Layout annotation entries:
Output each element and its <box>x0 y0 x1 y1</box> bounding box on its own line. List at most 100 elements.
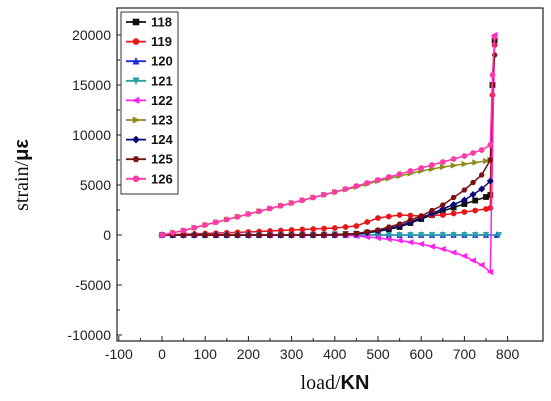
series-point-125 <box>331 232 338 238</box>
y-tick-label: 20000 <box>72 27 111 43</box>
series-point-125 <box>396 221 403 227</box>
y-tick-label: 0 <box>103 227 111 243</box>
series-point-126 <box>331 189 338 195</box>
legend-swatch-marker <box>132 175 140 183</box>
series-point-122 <box>486 268 494 276</box>
series-point-125 <box>487 157 494 163</box>
series-point-125 <box>267 232 273 238</box>
series-point-125 <box>429 207 435 214</box>
series-point-122 <box>438 245 446 253</box>
legend-swatch-marker <box>132 38 140 45</box>
series-point-125 <box>418 213 425 219</box>
axis-ticks: -100 0 100 200 300 400 500 600 700 800 -10000 -5000… <box>67 27 519 362</box>
series-point-122 <box>417 240 425 248</box>
series-point-121 <box>418 232 425 239</box>
series-point-126 <box>439 159 446 165</box>
series-122 <box>158 31 498 276</box>
series-119 <box>159 42 498 238</box>
series-126 <box>159 34 498 238</box>
series-123 <box>159 156 495 239</box>
series-point-126 <box>223 216 230 223</box>
series-point-125 <box>310 232 317 238</box>
legend-swatch-marker <box>132 56 140 65</box>
series-point-123 <box>439 163 447 171</box>
legend-swatch-marker <box>132 116 141 124</box>
series-point-119 <box>396 212 403 218</box>
series-point-119 <box>385 213 392 220</box>
x-tick-label: 800 <box>496 346 520 362</box>
series-point-121 <box>450 232 457 239</box>
legend-entry-124: 124 <box>126 132 173 147</box>
series-point-125 <box>470 179 476 186</box>
series-point-122 <box>469 257 476 264</box>
series-point-121 <box>472 232 479 239</box>
series-point-121 <box>495 232 503 239</box>
series-point-124 <box>486 177 494 185</box>
series-point-125 <box>450 194 457 201</box>
series-point-124 <box>460 196 468 204</box>
x-tick-label: 400 <box>323 346 347 362</box>
series-point-126 <box>321 191 327 198</box>
series-point-125 <box>213 232 219 238</box>
series-point-119 <box>353 223 360 229</box>
series-point-126 <box>396 171 403 177</box>
series-point-126 <box>234 213 241 220</box>
series-point-118 <box>472 197 479 204</box>
series-point-126 <box>418 165 425 171</box>
series-point-126 <box>288 200 295 206</box>
series-point-126 <box>180 227 187 234</box>
legend-entry-121: 121 <box>126 73 173 88</box>
plot-frame <box>116 7 544 342</box>
series-point-123 <box>483 157 490 165</box>
y-axis-title-main: strain/ <box>11 160 33 210</box>
series-point-121 <box>428 232 436 239</box>
series-point-126 <box>299 197 306 204</box>
series-point-126 <box>487 142 494 148</box>
series-point-123 <box>461 160 469 168</box>
series-point-126 <box>470 150 476 156</box>
series-point-126 <box>310 194 317 201</box>
series-point-125 <box>191 232 198 238</box>
series-point-124 <box>439 205 447 213</box>
y-tick-label: 10000 <box>72 127 111 143</box>
y-tick-label: -10000 <box>67 327 111 343</box>
legend-label: 123 <box>151 113 173 128</box>
series-point-125 <box>407 217 414 223</box>
legend-entry-119: 119 <box>126 34 172 49</box>
series-point-126 <box>159 232 165 238</box>
x-tick-label: -100 <box>105 346 133 362</box>
legend-entry-126: 126 <box>126 171 173 186</box>
series-point-126 <box>202 222 209 228</box>
legend-entry-125: 125 <box>126 152 173 167</box>
legend-label: 121 <box>151 73 173 88</box>
legend-label: 122 <box>151 93 173 108</box>
series-point-119 <box>461 209 468 215</box>
series-point-126 <box>267 205 273 212</box>
series-point-119 <box>321 225 327 232</box>
series-point-126 <box>245 211 252 217</box>
series-point-126 <box>191 224 198 231</box>
series-point-125 <box>180 232 187 238</box>
series-point-126 <box>277 202 284 209</box>
series-point-126 <box>169 229 176 236</box>
legend-label: 119 <box>151 34 172 49</box>
legend-label: 124 <box>151 132 173 147</box>
legend-label: 126 <box>151 171 173 186</box>
legend-swatch-marker <box>131 96 140 104</box>
legend-entry-120: 120 <box>126 54 173 69</box>
series-point-126 <box>353 183 360 189</box>
series-point-119 <box>331 225 338 231</box>
legend-label: 118 <box>151 15 172 30</box>
series-point-125 <box>202 232 209 238</box>
series-point-119 <box>310 226 317 232</box>
series-point-122 <box>477 261 485 269</box>
series-point-121 <box>396 232 403 239</box>
legend-swatch-marker <box>132 18 140 26</box>
x-axis-title: load/KN <box>301 372 370 394</box>
legend-swatch-marker <box>132 156 140 163</box>
series-layer <box>158 31 503 276</box>
series-125 <box>159 52 498 238</box>
series-point-121 <box>482 232 490 239</box>
x-tick-label: 300 <box>280 346 304 362</box>
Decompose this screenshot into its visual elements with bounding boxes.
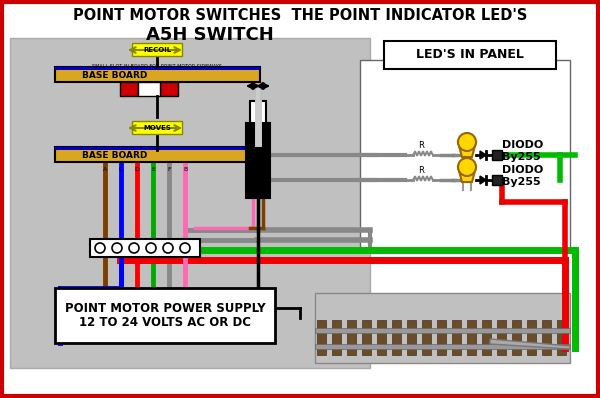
FancyBboxPatch shape — [384, 41, 556, 69]
Bar — [120, 82, 138, 96]
Circle shape — [129, 243, 139, 253]
Bar — [512, 320, 521, 355]
Text: POINT MOTOR POWER SUPPLY
12 TO 24 VOLTS AC OR DC: POINT MOTOR POWER SUPPLY 12 TO 24 VOLTS … — [65, 302, 265, 330]
Text: LED'S IN PANEL: LED'S IN PANEL — [416, 49, 524, 62]
Bar — [392, 320, 401, 355]
Bar — [246, 123, 270, 198]
Text: A: A — [103, 167, 107, 172]
Text: A5H SWITCH: A5H SWITCH — [146, 26, 274, 44]
Text: SMALL SLOT IN BOARD FOR POINT MOTOR SIDEWAYS: SMALL SLOT IN BOARD FOR POINT MOTOR SIDE… — [92, 64, 222, 68]
Circle shape — [112, 243, 122, 253]
Bar — [542, 320, 551, 355]
Bar — [482, 320, 491, 355]
Polygon shape — [490, 339, 570, 349]
Circle shape — [95, 243, 105, 253]
Text: MOVES: MOVES — [143, 125, 171, 131]
Bar — [55, 288, 275, 343]
Bar — [437, 320, 446, 355]
Text: R: R — [418, 166, 424, 175]
Bar — [55, 147, 260, 162]
Text: B: B — [183, 167, 187, 172]
Bar — [315, 293, 570, 363]
Polygon shape — [480, 151, 486, 159]
Text: F: F — [167, 167, 171, 172]
Bar — [250, 101, 266, 123]
FancyBboxPatch shape — [132, 43, 182, 56]
Bar — [55, 147, 260, 150]
Bar — [315, 344, 570, 349]
Bar — [557, 320, 566, 355]
Text: BASE BOARD: BASE BOARD — [82, 150, 148, 160]
Bar — [527, 320, 536, 355]
Bar — [55, 67, 260, 82]
Circle shape — [180, 243, 190, 253]
Bar — [407, 320, 416, 355]
Text: E: E — [151, 167, 155, 172]
Bar — [492, 175, 502, 185]
Text: R: R — [418, 141, 424, 150]
Bar — [138, 82, 160, 96]
Polygon shape — [458, 142, 476, 157]
Circle shape — [458, 133, 476, 151]
Bar — [452, 320, 461, 355]
Bar — [10, 38, 370, 368]
Bar — [160, 82, 178, 96]
Bar — [422, 320, 431, 355]
Text: POINT MOTOR SWITCHES  THE POINT INDICATOR LED'S: POINT MOTOR SWITCHES THE POINT INDICATOR… — [73, 8, 527, 23]
Text: D: D — [134, 167, 139, 172]
Circle shape — [163, 243, 173, 253]
Circle shape — [458, 158, 476, 176]
Text: RECOIL: RECOIL — [143, 47, 171, 53]
Text: DIODO
By255: DIODO By255 — [502, 140, 543, 162]
Bar — [467, 320, 476, 355]
Text: C: C — [119, 167, 123, 172]
Polygon shape — [480, 176, 486, 184]
Bar — [362, 320, 371, 355]
Text: DIODO
By255: DIODO By255 — [502, 165, 543, 187]
Text: BASE BOARD: BASE BOARD — [82, 70, 148, 80]
Bar — [377, 320, 386, 355]
Bar — [55, 67, 260, 70]
Bar — [497, 320, 506, 355]
Bar — [347, 320, 356, 355]
Bar — [90, 239, 200, 257]
Circle shape — [146, 243, 156, 253]
Bar — [317, 320, 326, 355]
Bar — [492, 150, 502, 160]
Bar — [315, 328, 570, 333]
Bar — [360, 60, 570, 250]
Bar — [332, 320, 341, 355]
Polygon shape — [458, 167, 476, 182]
FancyBboxPatch shape — [132, 121, 182, 134]
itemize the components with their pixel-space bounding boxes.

Work required:
Count the lines in the entries above that contain the string "FancyBboxPatch", and reply with the number only.

Exercise output:
3